» **Instructions for the task**: Transcribe the material below exactly as it appears.

(Stored data entries)
□ □ □

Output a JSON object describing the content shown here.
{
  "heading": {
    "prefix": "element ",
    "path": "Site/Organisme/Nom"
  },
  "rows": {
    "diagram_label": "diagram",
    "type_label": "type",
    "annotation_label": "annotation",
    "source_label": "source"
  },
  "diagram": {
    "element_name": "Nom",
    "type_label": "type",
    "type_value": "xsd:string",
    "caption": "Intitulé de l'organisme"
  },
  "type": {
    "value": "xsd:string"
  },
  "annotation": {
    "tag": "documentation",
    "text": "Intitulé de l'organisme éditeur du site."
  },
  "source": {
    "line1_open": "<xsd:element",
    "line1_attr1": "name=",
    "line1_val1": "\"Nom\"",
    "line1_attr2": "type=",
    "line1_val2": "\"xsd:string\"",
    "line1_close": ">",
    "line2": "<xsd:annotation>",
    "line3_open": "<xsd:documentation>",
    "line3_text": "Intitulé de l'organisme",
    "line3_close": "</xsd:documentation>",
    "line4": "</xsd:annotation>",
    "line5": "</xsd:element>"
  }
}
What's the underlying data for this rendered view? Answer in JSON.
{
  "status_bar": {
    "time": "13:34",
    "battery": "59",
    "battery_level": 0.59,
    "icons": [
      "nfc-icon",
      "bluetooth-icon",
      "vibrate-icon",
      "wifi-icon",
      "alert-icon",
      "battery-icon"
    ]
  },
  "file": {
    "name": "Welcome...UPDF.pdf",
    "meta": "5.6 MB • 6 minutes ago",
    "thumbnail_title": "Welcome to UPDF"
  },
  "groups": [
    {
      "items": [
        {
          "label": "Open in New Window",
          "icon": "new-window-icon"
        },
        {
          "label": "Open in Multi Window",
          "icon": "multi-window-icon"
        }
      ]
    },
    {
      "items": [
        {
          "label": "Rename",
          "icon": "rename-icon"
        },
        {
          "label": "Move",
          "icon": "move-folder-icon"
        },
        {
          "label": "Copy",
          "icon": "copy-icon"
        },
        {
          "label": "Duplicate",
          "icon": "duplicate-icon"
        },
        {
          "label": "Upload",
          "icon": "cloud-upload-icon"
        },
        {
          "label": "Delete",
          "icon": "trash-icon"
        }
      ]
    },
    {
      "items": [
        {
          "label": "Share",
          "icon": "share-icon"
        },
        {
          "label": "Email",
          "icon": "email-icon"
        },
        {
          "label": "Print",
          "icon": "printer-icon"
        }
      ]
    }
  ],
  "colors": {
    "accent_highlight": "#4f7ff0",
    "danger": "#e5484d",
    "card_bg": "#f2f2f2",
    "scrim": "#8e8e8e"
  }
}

□ □ □

» **Result of the exercise**:
Output a JSON object describing the content shown here.
{
  "heading": {
    "prefix": "element ",
    "path": "Site/Organisme/Nom"
  },
  "rows": {
    "diagram_label": "diagram",
    "type_label": "type",
    "annotation_label": "annotation",
    "source_label": "source"
  },
  "diagram": {
    "element_name": "Nom",
    "type_label": "type",
    "type_value": "xsd:string",
    "caption": "Intitulé de l'organisme"
  },
  "type": {
    "value": "xsd:string"
  },
  "annotation": {
    "tag": "documentation",
    "text": "Intitulé de l'organisme éditeur du site."
  },
  "source": {
    "line1_open": "<xsd:element",
    "line1_attr1": "name=",
    "line1_val1": "\"Nom\"",
    "line1_attr2": "type=",
    "line1_val2": "\"xsd:string\"",
    "line1_close": ">",
    "line2": "<xsd:annotation>",
    "line3_open": "<xsd:documentation>",
    "line3_text": "Intitulé de l'organisme",
    "line3_close": "</xsd:documentation>",
    "line4": "</xsd:annotation>",
    "line5": "</xsd:element>"
  }
}
What's the underlying data for this rendered view? Answer in JSON.
{
  "status_bar": {
    "time": "13:34",
    "battery": "59",
    "battery_level": 0.59,
    "icons": [
      "nfc-icon",
      "bluetooth-icon",
      "vibrate-icon",
      "wifi-icon",
      "alert-icon",
      "battery-icon"
    ]
  },
  "file": {
    "name": "Welcome...UPDF.pdf",
    "meta": "5.6 MB • 6 minutes ago",
    "thumbnail_title": "Welcome to UPDF"
  },
  "groups": [
    {
      "items": [
        {
          "label": "Open in New Window",
          "icon": "new-window-icon"
        },
        {
          "label": "Open in Multi Window",
          "icon": "multi-window-icon"
        }
      ]
    },
    {
      "items": [
        {
          "label": "Rename",
          "icon": "rename-icon"
        },
        {
          "label": "Move",
          "icon": "move-folder-icon"
        },
        {
          "label": "Copy",
          "icon": "copy-icon"
        },
        {
          "label": "Duplicate",
          "icon": "duplicate-icon"
        },
        {
          "label": "Upload",
          "icon": "cloud-upload-icon"
        },
        {
          "label": "Delete",
          "icon": "trash-icon"
        }
      ]
    },
    {
      "items": [
        {
          "label": "Share",
          "icon": "share-icon"
        },
        {
          "label": "Email",
          "icon": "email-icon"
        },
        {
          "label": "Print",
          "icon": "printer-icon"
        }
      ]
    }
  ],
  "colors": {
    "accent_highlight": "#4f7ff0",
    "danger": "#e5484d",
    "card_bg": "#f2f2f2",
    "scrim": "#8e8e8e"
  }
}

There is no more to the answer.